◆ WHAT NEEDS TO BE DONE ◆
Pick out every line in the data below that holds "Сельское".

◆ INPUT ROWS ◆
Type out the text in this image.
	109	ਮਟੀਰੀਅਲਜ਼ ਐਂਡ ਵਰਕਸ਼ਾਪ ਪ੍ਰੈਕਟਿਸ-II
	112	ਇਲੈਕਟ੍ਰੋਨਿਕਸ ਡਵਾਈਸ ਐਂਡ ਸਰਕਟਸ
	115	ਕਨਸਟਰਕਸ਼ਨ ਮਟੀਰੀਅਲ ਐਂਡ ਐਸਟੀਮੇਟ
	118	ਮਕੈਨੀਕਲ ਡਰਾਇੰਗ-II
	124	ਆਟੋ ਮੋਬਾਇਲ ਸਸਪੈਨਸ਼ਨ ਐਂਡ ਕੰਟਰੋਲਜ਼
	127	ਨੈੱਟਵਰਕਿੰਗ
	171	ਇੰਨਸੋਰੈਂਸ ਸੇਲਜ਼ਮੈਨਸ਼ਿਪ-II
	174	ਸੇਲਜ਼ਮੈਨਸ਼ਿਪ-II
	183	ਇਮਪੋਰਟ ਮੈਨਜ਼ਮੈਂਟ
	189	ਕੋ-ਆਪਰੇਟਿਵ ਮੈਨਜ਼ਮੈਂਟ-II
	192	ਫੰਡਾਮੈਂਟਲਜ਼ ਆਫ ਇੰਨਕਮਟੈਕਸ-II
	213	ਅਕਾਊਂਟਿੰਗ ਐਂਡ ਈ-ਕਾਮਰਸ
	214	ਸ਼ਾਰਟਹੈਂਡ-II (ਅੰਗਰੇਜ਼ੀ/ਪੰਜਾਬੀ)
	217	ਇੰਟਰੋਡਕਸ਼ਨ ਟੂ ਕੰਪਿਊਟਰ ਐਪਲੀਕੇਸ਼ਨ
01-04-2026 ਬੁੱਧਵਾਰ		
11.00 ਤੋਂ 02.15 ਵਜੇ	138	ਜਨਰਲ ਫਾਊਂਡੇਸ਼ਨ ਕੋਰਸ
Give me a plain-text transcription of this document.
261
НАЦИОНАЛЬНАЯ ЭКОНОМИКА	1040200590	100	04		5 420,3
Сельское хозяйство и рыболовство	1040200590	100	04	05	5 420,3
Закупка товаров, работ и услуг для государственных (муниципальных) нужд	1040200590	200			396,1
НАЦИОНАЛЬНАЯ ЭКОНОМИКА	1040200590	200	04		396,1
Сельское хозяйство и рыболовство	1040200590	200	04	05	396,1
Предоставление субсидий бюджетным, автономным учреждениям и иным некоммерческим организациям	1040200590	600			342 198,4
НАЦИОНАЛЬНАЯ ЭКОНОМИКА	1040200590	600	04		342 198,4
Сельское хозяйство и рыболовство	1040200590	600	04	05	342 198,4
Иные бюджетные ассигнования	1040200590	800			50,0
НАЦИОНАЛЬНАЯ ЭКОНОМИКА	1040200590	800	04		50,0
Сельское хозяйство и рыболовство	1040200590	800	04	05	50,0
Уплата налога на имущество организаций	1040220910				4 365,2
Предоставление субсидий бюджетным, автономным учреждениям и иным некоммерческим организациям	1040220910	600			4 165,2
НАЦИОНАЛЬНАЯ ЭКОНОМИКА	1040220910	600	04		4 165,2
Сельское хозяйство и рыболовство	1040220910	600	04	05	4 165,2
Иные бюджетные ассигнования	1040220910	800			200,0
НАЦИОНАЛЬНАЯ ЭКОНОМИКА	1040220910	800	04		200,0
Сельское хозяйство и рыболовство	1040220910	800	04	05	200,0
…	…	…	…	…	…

◆ FULL OUTPUT ◆
Сельское хозяйство и рыболовство	1040200590	100	04	05	5 420,3
Сельское хозяйство и рыболовство	1040200590	200	04	05	396,1
Сельское хозяйство и рыболовство	1040200590	600	04	05	342 198,4
Сельское хозяйство и рыболовство	1040200590	800	04	05	50,0
Сельское хозяйство и рыболовство	1040220910	600	04	05	4 165,2
Сельское хозяйство и рыболовство	1040220910	800	04	05	200,0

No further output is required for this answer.